* [Data entries]:
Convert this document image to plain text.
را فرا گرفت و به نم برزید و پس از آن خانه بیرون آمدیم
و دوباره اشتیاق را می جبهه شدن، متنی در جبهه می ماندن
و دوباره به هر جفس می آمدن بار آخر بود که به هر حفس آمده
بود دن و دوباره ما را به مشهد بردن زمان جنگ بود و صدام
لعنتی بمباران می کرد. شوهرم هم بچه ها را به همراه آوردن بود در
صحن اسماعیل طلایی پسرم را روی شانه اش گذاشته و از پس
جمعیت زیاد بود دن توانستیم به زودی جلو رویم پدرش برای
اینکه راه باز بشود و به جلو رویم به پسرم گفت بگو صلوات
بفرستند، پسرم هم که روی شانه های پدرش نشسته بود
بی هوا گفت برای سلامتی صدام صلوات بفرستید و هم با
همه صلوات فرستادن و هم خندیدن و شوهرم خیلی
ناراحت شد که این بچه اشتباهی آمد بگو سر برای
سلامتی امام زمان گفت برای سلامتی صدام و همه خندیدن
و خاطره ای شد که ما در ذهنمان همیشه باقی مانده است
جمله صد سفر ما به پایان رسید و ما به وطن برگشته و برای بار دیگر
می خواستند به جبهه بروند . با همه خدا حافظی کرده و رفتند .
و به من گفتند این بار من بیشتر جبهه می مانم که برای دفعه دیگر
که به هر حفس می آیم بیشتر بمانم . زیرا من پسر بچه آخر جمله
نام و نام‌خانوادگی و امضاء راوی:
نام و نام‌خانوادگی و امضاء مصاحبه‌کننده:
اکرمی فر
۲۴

* [WHAT TO PRODUCE]:
Reproduce all of the entries word for word.

* [RESPONSE]:
Convert this document image to plain text.
را فرا گرفت و به نم برزید و پس از آن خانه بیرون آمدیم
و دوباره اشتیاق را می جبهه شدن، متنی در جبهه می ماندن
و دوباره به هر جفس می آمدن بار آخر بود که به هر حفس آمده
بود دن و دوباره ما را به مشهد بردن زمان جنگ بود و صدام
لعنتی بمباران می کرد. شوهرم هم بچه ها را به همراه آوردن بود در
صحن اسماعیل طلایی پسرم را روی شانه اش گذاشته و از پس
جمعیت زیاد بود دن توانستیم به زودی جلو رویم پدرش برای
اینکه راه باز بشود و به جلو رویم به پسرم گفت بگو صلوات
بفرستند، پسرم هم که روی شانه های پدرش نشسته بود
بی هوا گفت برای سلامتی صدام صلوات بفرستید و هم با
همه صلوات فرستادن و هم خندیدن و شوهرم خیلی
ناراحت شد که این بچه اشتباهی آمد بگو سر برای
سلامتی امام زمان گفت برای سلامتی صدام و همه خندیدن
و خاطره ای شد که ما در ذهنمان همیشه باقی مانده است
جمله صد سفر ما به پایان رسید و ما به وطن برگشته و برای بار دیگر
می خواستند به جبهه بروند . با همه خدا حافظی کرده و رفتند .
و به من گفتند این بار من بیشتر جبهه می مانم که برای دفعه دیگر
که به هر حفس می آیم بیشتر بمانم . زیرا من پسر بچه آخر جمله
نام و نام‌خانوادگی و امضاء راوی:
نام و نام‌خانوادگی و امضاء مصاحبه‌کننده:
اکرمی فر
۲۴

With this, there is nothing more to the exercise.